═════ Material for the task

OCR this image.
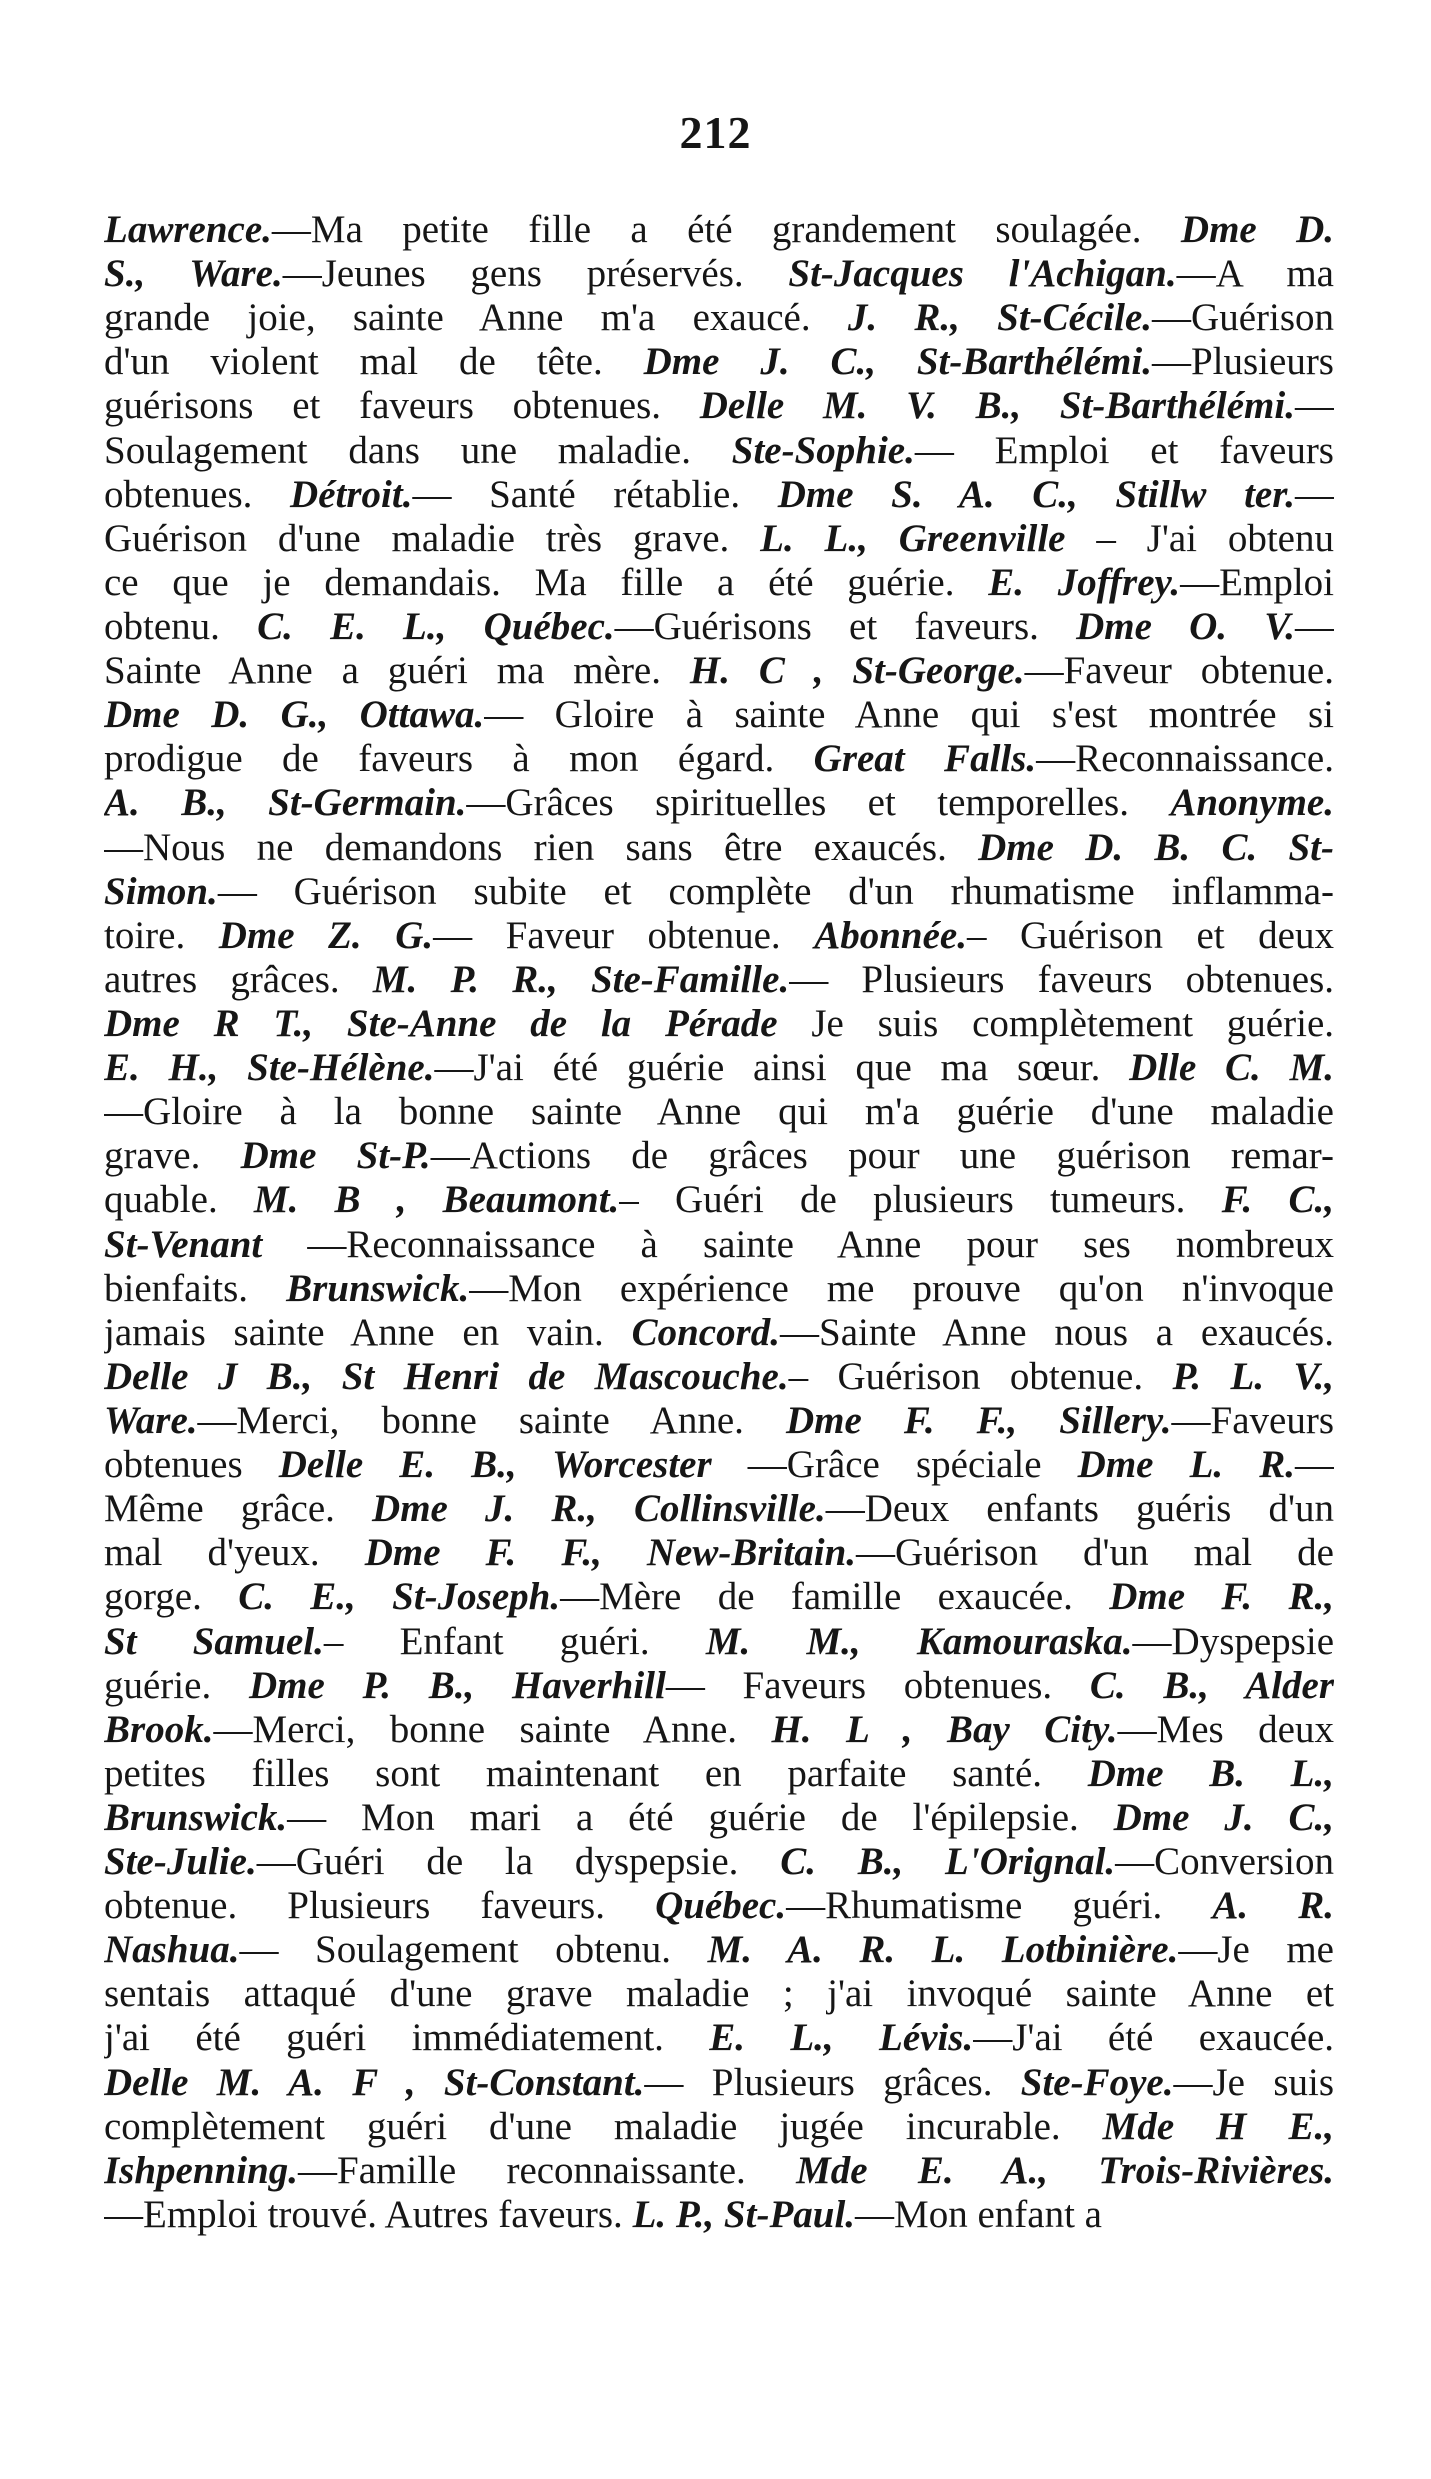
212
Lawrence.—Ma petite fille a été grandement soulagée. Dme D.
S., Ware.—Jeunes gens préservés. St-Jacques l'Achigan.—A ma
grande joie, sainte Anne m'a exaucé. J. R., St-Cécile.—Guérison
d'un violent mal de tête. Dme J. C., St-Barthélémi.—Plusieurs
guérisons et faveurs obtenues. Delle M. V. B., St-Barthélémi.—
Soulagement dans une maladie. Ste-Sophie.— Emploi et faveurs
obtenues. Détroit.— Santé rétablie. Dme S. A. C., Stillw ter.—
Guérison d'une maladie très grave. L. L., Greenville – J'ai obtenu
ce que je demandais. Ma fille a été guérie. E. Joffrey.—Emploi
obtenu. C. E. L., Québec.—Guérisons et faveurs. Dme O. V.—
Sainte Anne a guéri ma mère. H. C , St-George.—Faveur obtenue.
Dme D. G., Ottawa.— Gloire à sainte Anne qui s'est montrée si
prodigue de faveurs à mon égard. Great Falls.—Reconnaissance.
A. B., St-Germain.—Grâces spirituelles et temporelles. Anonyme.
—Nous ne demandons rien sans être exaucés. Dme D. B. C. St-
Simon.— Guérison subite et complète d'un rhumatisme inflamma-
toire. Dme Z. G.— Faveur obtenue. Abonnée.– Guérison et deux
autres grâces. M. P. R., Ste-Famille.— Plusieurs faveurs obtenues.
Dme R T., Ste-Anne de la Pérade Je suis complètement guérie.
E. H., Ste-Hélène.—J'ai été guérie ainsi que ma sœur. Dlle C. M.
—Gloire à la bonne sainte Anne qui m'a guérie d'une maladie
grave. Dme St-P.—Actions de grâces pour une guérison remar-
quable. M. B , Beaumont.– Guéri de plusieurs tumeurs. F. C.,
St-Venant —Reconnaissance à sainte Anne pour ses nombreux
bienfaits. Brunswick.—Mon expérience me prouve qu'on n'invoque
jamais sainte Anne en vain. Concord.—Sainte Anne nous a exaucés.
Delle J B., St Henri de Mascouche.– Guérison obtenue. P. L. V.,
Ware.—Merci, bonne sainte Anne. Dme F. F., Sillery.—Faveurs
obtenues Delle E. B., Worcester —Grâce spéciale Dme L. R.—
Même grâce. Dme J. R., Collinsville.—Deux enfants guéris d'un
mal d'yeux. Dme F. F., New-Britain.—Guérison d'un mal de
gorge. C. E., St-Joseph.—Mère de famille exaucée. Dme F. R.,
St Samuel.– Enfant guéri. M. M., Kamouraska.—Dyspepsie
guérie. Dme P. B., Haverhill— Faveurs obtenues. C. B., Alder
Brook.—Merci, bonne sainte Anne. H. L , Bay City.—Mes deux
petites filles sont maintenant en parfaite santé. Dme B. L.,
Brunswick.— Mon mari a été guérie de l'épilepsie. Dme J. C.,
Ste-Julie.—Guéri de la dyspepsie. C. B., L'Orignal.—Conversion
obtenue. Plusieurs faveurs. Québec.—Rhumatisme guéri. A. R.
Nashua.— Soulagement obtenu. M. A. R. L. Lotbinière.—Je me
sentais attaqué d'une grave maladie ; j'ai invoqué sainte Anne et
j'ai été guéri immédiatement. E. L., Lévis.—J'ai été exaucée.
Delle M. A. F , St-Constant.— Plusieurs grâces. Ste-Foye.—Je suis
complètement guéri d'une maladie jugée incurable. Mde H E.,
Ishpenning.—Famille reconnaissante. Mde E. A., Trois-Rivières.
—Emploi trouvé. Autres faveurs. L. P., St-Paul.—Mon enfant a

══════════

◆ Task instructions ◆
Leave the pictures out, and transcribe each of the records exactly.

◆ Complete output ◆
OCR this image.
212
Lawrence.—Ma petite fille a été grandement soulagée. Dme D.
S., Ware.—Jeunes gens préservés. St-Jacques l'Achigan.—A ma
grande joie, sainte Anne m'a exaucé. J. R., St-Cécile.—Guérison
d'un violent mal de tête. Dme J. C., St-Barthélémi.—Plusieurs
guérisons et faveurs obtenues. Delle M. V. B., St-Barthélémi.—
Soulagement dans une maladie. Ste-Sophie.— Emploi et faveurs
obtenues. Détroit.— Santé rétablie. Dme S. A. C., Stillw ter.—
Guérison d'une maladie très grave. L. L., Greenville – J'ai obtenu
ce que je demandais. Ma fille a été guérie. E. Joffrey.—Emploi
obtenu. C. E. L., Québec.—Guérisons et faveurs. Dme O. V.—
Sainte Anne a guéri ma mère. H. C , St-George.—Faveur obtenue.
Dme D. G., Ottawa.— Gloire à sainte Anne qui s'est montrée si
prodigue de faveurs à mon égard. Great Falls.—Reconnaissance.
A. B., St-Germain.—Grâces spirituelles et temporelles. Anonyme.
—Nous ne demandons rien sans être exaucés. Dme D. B. C. St-
Simon.— Guérison subite et complète d'un rhumatisme inflamma-
toire. Dme Z. G.— Faveur obtenue. Abonnée.– Guérison et deux
autres grâces. M. P. R., Ste-Famille.— Plusieurs faveurs obtenues.
Dme R T., Ste-Anne de la Pérade Je suis complètement guérie.
E. H., Ste-Hélène.—J'ai été guérie ainsi que ma sœur. Dlle C. M.
—Gloire à la bonne sainte Anne qui m'a guérie d'une maladie
grave. Dme St-P.—Actions de grâces pour une guérison remar-
quable. M. B , Beaumont.– Guéri de plusieurs tumeurs. F. C.,
St-Venant —Reconnaissance à sainte Anne pour ses nombreux
bienfaits. Brunswick.—Mon expérience me prouve qu'on n'invoque
jamais sainte Anne en vain. Concord.—Sainte Anne nous a exaucés.
Delle J B., St Henri de Mascouche.– Guérison obtenue. P. L. V.,
Ware.—Merci, bonne sainte Anne. Dme F. F., Sillery.—Faveurs
obtenues Delle E. B., Worcester —Grâce spéciale Dme L. R.—
Même grâce. Dme J. R., Collinsville.—Deux enfants guéris d'un
mal d'yeux. Dme F. F., New-Britain.—Guérison d'un mal de
gorge. C. E., St-Joseph.—Mère de famille exaucée. Dme F. R.,
St Samuel.– Enfant guéri. M. M., Kamouraska.—Dyspepsie
guérie. Dme P. B., Haverhill— Faveurs obtenues. C. B., Alder
Brook.—Merci, bonne sainte Anne. H. L , Bay City.—Mes deux
petites filles sont maintenant en parfaite santé. Dme B. L.,
Brunswick.— Mon mari a été guérie de l'épilepsie. Dme J. C.,
Ste-Julie.—Guéri de la dyspepsie. C. B., L'Orignal.—Conversion
obtenue. Plusieurs faveurs. Québec.—Rhumatisme guéri. A. R.
Nashua.— Soulagement obtenu. M. A. R. L. Lotbinière.—Je me
sentais attaqué d'une grave maladie ; j'ai invoqué sainte Anne et
j'ai été guéri immédiatement. E. L., Lévis.—J'ai été exaucée.
Delle M. A. F , St-Constant.— Plusieurs grâces. Ste-Foye.—Je suis
complètement guéri d'une maladie jugée incurable. Mde H E.,
Ishpenning.—Famille reconnaissante. Mde E. A., Trois-Rivières.
—Emploi trouvé. Autres faveurs. L. P., St-Paul.—Mon enfant a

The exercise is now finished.